▸ **DESCRIPTION OF THE TASK**: Repeat the following material line for line, changing nothing.

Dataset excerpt
────────────────────────────────────────

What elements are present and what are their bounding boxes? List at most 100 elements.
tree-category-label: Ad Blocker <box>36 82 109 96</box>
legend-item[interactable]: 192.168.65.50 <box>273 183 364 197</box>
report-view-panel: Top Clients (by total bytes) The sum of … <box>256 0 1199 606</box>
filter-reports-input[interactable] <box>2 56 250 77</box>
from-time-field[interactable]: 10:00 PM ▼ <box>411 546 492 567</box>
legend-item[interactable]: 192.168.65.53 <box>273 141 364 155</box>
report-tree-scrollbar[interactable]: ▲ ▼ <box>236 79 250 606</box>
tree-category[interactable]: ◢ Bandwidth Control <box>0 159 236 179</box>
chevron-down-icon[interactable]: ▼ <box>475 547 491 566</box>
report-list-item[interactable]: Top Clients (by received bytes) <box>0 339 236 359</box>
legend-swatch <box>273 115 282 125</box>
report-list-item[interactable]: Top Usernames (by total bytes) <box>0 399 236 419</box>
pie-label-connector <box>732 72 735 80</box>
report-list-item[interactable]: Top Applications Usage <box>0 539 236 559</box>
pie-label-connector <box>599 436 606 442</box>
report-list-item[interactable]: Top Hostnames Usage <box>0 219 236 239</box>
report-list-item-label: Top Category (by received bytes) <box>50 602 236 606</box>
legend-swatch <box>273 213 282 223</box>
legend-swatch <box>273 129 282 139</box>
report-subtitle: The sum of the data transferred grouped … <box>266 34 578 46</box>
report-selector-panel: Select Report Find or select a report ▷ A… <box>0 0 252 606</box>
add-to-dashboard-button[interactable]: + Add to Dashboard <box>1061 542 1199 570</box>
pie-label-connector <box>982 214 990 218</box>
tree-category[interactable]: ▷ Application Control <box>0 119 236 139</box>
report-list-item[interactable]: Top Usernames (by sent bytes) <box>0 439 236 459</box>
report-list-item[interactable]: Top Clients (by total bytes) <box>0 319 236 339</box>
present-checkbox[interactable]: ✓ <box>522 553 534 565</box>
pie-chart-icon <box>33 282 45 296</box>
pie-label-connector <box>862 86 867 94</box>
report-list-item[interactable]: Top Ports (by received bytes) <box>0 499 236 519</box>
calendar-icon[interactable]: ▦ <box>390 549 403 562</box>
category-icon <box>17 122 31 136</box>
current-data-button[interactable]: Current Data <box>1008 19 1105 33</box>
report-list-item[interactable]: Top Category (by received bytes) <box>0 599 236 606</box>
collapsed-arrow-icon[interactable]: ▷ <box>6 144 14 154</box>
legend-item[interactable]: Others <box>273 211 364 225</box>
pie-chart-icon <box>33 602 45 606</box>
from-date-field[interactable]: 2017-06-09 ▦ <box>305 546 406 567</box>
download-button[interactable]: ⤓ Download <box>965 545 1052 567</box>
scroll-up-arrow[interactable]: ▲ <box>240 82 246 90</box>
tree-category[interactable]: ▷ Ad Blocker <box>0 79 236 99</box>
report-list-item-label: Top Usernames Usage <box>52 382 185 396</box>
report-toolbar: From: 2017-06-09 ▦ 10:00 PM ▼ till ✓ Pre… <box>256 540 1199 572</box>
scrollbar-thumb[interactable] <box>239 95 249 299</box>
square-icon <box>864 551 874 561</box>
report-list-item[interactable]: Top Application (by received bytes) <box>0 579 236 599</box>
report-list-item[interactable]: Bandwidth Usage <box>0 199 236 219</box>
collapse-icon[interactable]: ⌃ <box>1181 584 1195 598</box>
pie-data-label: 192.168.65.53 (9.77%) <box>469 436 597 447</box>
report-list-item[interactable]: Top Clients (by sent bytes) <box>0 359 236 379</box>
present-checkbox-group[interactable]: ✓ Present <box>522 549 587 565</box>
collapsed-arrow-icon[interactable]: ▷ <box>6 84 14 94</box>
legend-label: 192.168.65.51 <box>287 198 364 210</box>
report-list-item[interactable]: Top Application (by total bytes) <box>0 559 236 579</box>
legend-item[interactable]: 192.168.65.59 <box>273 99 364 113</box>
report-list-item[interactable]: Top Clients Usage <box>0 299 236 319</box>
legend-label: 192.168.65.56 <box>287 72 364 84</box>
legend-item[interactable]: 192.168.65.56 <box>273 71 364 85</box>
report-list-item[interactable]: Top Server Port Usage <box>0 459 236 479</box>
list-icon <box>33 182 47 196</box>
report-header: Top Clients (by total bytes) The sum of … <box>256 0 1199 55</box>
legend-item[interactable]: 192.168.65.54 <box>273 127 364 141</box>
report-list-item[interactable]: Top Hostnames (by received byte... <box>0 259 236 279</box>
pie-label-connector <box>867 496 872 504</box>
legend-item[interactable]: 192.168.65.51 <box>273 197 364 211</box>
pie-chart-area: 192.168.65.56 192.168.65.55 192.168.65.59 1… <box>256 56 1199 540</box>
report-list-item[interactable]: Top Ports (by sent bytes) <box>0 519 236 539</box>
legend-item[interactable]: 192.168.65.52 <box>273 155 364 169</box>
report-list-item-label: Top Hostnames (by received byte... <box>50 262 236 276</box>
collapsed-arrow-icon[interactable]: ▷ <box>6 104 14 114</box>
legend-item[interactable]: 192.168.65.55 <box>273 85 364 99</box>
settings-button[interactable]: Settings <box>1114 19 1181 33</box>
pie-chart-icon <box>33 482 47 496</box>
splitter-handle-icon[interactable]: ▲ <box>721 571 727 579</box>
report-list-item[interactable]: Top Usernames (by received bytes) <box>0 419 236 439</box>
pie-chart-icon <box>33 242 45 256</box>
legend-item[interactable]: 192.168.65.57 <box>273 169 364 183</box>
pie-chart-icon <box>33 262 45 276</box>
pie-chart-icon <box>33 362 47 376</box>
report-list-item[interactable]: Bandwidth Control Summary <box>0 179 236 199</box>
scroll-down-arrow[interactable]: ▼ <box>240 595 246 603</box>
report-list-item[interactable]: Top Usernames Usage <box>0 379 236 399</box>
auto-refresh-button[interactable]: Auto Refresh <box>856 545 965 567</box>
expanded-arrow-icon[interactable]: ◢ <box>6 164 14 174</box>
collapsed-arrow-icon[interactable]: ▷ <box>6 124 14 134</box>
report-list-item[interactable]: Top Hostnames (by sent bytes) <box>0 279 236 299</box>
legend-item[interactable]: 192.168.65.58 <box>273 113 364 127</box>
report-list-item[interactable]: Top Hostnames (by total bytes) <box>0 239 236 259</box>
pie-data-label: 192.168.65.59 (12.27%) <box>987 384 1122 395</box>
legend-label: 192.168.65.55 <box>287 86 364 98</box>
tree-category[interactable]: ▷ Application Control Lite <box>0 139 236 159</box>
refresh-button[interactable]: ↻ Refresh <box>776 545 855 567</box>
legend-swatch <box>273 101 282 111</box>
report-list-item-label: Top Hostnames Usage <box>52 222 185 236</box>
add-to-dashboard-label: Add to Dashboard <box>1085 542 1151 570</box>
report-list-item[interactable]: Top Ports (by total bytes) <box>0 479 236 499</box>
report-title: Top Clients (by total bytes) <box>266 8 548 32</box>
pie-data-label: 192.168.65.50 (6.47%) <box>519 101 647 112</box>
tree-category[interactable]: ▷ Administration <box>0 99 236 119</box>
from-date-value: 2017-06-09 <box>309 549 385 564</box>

────────────────────────────────────────

▸ **TASK RESPONSE**:
What elements are present and what are their bounding boxes? List at most 100 elements.
tree-category-label: Ad Blocker <box>36 82 109 96</box>
legend-item[interactable]: 192.168.65.50 <box>273 183 364 197</box>
report-view-panel: Top Clients (by total bytes) The sum of … <box>256 0 1199 606</box>
filter-reports-input[interactable] <box>2 56 250 77</box>
from-time-field[interactable]: 10:00 PM ▼ <box>411 546 492 567</box>
legend-item[interactable]: 192.168.65.53 <box>273 141 364 155</box>
report-tree-scrollbar[interactable]: ▲ ▼ <box>236 79 250 606</box>
tree-category[interactable]: ◢ Bandwidth Control <box>0 159 236 179</box>
chevron-down-icon[interactable]: ▼ <box>475 547 491 566</box>
report-list-item[interactable]: Top Clients (by received bytes) <box>0 339 236 359</box>
legend-swatch <box>273 115 282 125</box>
report-list-item[interactable]: Top Usernames (by total bytes) <box>0 399 236 419</box>
pie-label-connector <box>732 72 735 80</box>
report-list-item[interactable]: Top Applications Usage <box>0 539 236 559</box>
pie-label-connector <box>599 436 606 442</box>
report-list-item[interactable]: Top Hostnames Usage <box>0 219 236 239</box>
report-list-item-label: Top Category (by received bytes) <box>50 602 236 606</box>
legend-swatch <box>273 213 282 223</box>
legend-swatch <box>273 129 282 139</box>
report-subtitle: The sum of the data transferred grouped … <box>266 34 578 46</box>
report-selector-panel: Select Report Find or select a report ▷ A… <box>0 0 252 606</box>
add-to-dashboard-button[interactable]: + Add to Dashboard <box>1061 542 1199 570</box>
pie-label-connector <box>982 214 990 218</box>
tree-category[interactable]: ▷ Application Control <box>0 119 236 139</box>
report-list-item[interactable]: Top Usernames (by sent bytes) <box>0 439 236 459</box>
report-list-item[interactable]: Top Clients (by total bytes) <box>0 319 236 339</box>
present-checkbox[interactable]: ✓ <box>522 553 534 565</box>
pie-chart-icon <box>33 282 45 296</box>
pie-label-connector <box>862 86 867 94</box>
report-list-item[interactable]: Top Ports (by received bytes) <box>0 499 236 519</box>
calendar-icon[interactable]: ▦ <box>390 549 403 562</box>
category-icon <box>17 122 31 136</box>
current-data-button[interactable]: Current Data <box>1008 19 1105 33</box>
report-list-item[interactable]: Top Category (by received bytes) <box>0 599 236 606</box>
collapsed-arrow-icon[interactable]: ▷ <box>6 144 14 154</box>
legend-item[interactable]: Others <box>273 211 364 225</box>
pie-chart-icon <box>33 602 45 606</box>
from-date-field[interactable]: 2017-06-09 ▦ <box>305 546 406 567</box>
download-button[interactable]: ⤓ Download <box>965 545 1052 567</box>
scroll-up-arrow[interactable]: ▲ <box>240 82 246 90</box>
tree-category[interactable]: ▷ Ad Blocker <box>0 79 236 99</box>
report-list-item-label: Top Usernames Usage <box>52 382 185 396</box>
report-toolbar: From: 2017-06-09 ▦ 10:00 PM ▼ till ✓ Pre… <box>256 540 1199 572</box>
scrollbar-thumb[interactable] <box>239 95 249 299</box>
square-icon <box>864 551 874 561</box>
report-list-item[interactable]: Top Application (by received bytes) <box>0 579 236 599</box>
report-list-item[interactable]: Bandwidth Usage <box>0 199 236 219</box>
collapse-icon[interactable]: ⌃ <box>1181 584 1195 598</box>
pie-data-label: 192.168.65.53 (9.77%) <box>469 436 597 447</box>
report-list-item[interactable]: Top Clients (by sent bytes) <box>0 359 236 379</box>
present-checkbox-group[interactable]: ✓ Present <box>522 549 587 565</box>
collapsed-arrow-icon[interactable]: ▷ <box>6 84 14 94</box>
legend-label: 192.168.65.51 <box>287 198 364 210</box>
report-list-item[interactable]: Top Application (by total bytes) <box>0 559 236 579</box>
legend-item[interactable]: 192.168.65.59 <box>273 99 364 113</box>
report-list-item[interactable]: Top Clients Usage <box>0 299 236 319</box>
legend-label: 192.168.65.56 <box>287 72 364 84</box>
legend-item[interactable]: 192.168.65.56 <box>273 71 364 85</box>
report-list-item[interactable]: Top Server Port Usage <box>0 459 236 479</box>
list-icon <box>33 182 47 196</box>
report-header: Top Clients (by total bytes) The sum of … <box>256 0 1199 55</box>
legend-item[interactable]: 192.168.65.54 <box>273 127 364 141</box>
report-list-item[interactable]: Top Hostnames (by received byte... <box>0 259 236 279</box>
pie-label-connector <box>867 496 872 504</box>
legend-item[interactable]: 192.168.65.51 <box>273 197 364 211</box>
pie-chart-area: 192.168.65.56 192.168.65.55 192.168.65.59 1… <box>256 56 1199 540</box>
report-list-item[interactable]: Top Ports (by sent bytes) <box>0 519 236 539</box>
legend-item[interactable]: 192.168.65.52 <box>273 155 364 169</box>
report-list-item-label: Top Hostnames (by received byte... <box>50 262 236 276</box>
collapsed-arrow-icon[interactable]: ▷ <box>6 104 14 114</box>
legend-item[interactable]: 192.168.65.55 <box>273 85 364 99</box>
settings-button[interactable]: Settings <box>1114 19 1181 33</box>
pie-chart-icon <box>33 482 47 496</box>
splitter-handle-icon[interactable]: ▲ <box>721 571 727 579</box>
report-list-item[interactable]: Top Usernames (by received bytes) <box>0 419 236 439</box>
pie-chart-icon <box>33 242 45 256</box>
legend-item[interactable]: 192.168.65.57 <box>273 169 364 183</box>
pie-chart-icon <box>33 262 45 276</box>
pie-chart-icon <box>33 362 47 376</box>
report-list-item[interactable]: Bandwidth Control Summary <box>0 179 236 199</box>
scroll-down-arrow[interactable]: ▼ <box>240 595 246 603</box>
report-list-item[interactable]: Top Usernames Usage <box>0 379 236 399</box>
auto-refresh-button[interactable]: Auto Refresh <box>856 545 965 567</box>
expanded-arrow-icon[interactable]: ◢ <box>6 164 14 174</box>
collapsed-arrow-icon[interactable]: ▷ <box>6 124 14 134</box>
report-list-item[interactable]: Top Hostnames (by sent bytes) <box>0 279 236 299</box>
legend-item[interactable]: 192.168.65.58 <box>273 113 364 127</box>
report-list-item[interactable]: Top Hostnames (by total bytes) <box>0 239 236 259</box>
pie-data-label: 192.168.65.59 (12.27%) <box>987 384 1122 395</box>
legend-label: 192.168.65.55 <box>287 86 364 98</box>
tree-category[interactable]: ▷ Application Control Lite <box>0 139 236 159</box>
refresh-button[interactable]: ↻ Refresh <box>776 545 855 567</box>
legend-swatch <box>273 101 282 111</box>
report-list-item-label: Top Hostnames Usage <box>52 222 185 236</box>
add-to-dashboard-label: Add to Dashboard <box>1085 542 1151 570</box>
report-list-item[interactable]: Top Ports (by total bytes) <box>0 479 236 499</box>
report-title: Top Clients (by total bytes) <box>266 8 548 32</box>
pie-data-label: 192.168.65.50 (6.47%) <box>519 101 647 112</box>
tree-category[interactable]: ▷ Administration <box>0 99 236 119</box>
from-date-value: 2017-06-09 <box>309 549 385 564</box>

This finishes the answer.